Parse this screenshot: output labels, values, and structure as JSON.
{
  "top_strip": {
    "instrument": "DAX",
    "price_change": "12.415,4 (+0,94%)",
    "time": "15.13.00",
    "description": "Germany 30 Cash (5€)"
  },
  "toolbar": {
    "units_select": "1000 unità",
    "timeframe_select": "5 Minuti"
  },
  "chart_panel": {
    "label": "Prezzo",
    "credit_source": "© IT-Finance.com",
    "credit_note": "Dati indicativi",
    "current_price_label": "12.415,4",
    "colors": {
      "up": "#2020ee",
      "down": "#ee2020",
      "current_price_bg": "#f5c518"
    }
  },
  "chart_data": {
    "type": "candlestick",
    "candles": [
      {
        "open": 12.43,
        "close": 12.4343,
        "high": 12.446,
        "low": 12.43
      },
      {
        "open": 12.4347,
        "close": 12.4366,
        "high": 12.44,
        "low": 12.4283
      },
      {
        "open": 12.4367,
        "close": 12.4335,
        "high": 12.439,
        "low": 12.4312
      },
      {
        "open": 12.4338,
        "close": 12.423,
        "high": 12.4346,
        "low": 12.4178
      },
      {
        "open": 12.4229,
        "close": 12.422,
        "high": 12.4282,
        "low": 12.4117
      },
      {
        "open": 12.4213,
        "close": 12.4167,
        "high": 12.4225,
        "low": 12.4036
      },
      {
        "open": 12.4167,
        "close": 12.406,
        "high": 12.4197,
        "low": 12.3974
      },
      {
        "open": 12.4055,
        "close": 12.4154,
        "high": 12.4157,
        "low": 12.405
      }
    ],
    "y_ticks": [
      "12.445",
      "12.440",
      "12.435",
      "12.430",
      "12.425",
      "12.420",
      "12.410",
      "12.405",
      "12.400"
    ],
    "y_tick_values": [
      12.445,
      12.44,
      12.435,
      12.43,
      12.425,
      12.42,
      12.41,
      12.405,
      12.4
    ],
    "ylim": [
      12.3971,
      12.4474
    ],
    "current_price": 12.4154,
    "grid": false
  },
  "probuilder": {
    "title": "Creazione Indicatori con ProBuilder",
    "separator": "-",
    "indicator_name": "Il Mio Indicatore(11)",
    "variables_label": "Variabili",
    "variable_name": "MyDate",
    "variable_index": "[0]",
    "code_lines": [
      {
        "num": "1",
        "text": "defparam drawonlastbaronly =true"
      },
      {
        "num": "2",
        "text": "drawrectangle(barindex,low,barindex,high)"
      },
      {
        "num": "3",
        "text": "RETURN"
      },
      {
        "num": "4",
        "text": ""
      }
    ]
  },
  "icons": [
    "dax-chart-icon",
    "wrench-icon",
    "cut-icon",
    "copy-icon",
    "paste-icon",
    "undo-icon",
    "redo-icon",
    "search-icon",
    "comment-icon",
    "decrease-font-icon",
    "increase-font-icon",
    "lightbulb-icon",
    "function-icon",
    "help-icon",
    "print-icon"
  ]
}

- **Task prompt**
Go through the material above and count the lines that include "text". Give the number alone.

- **Finished exercise**
4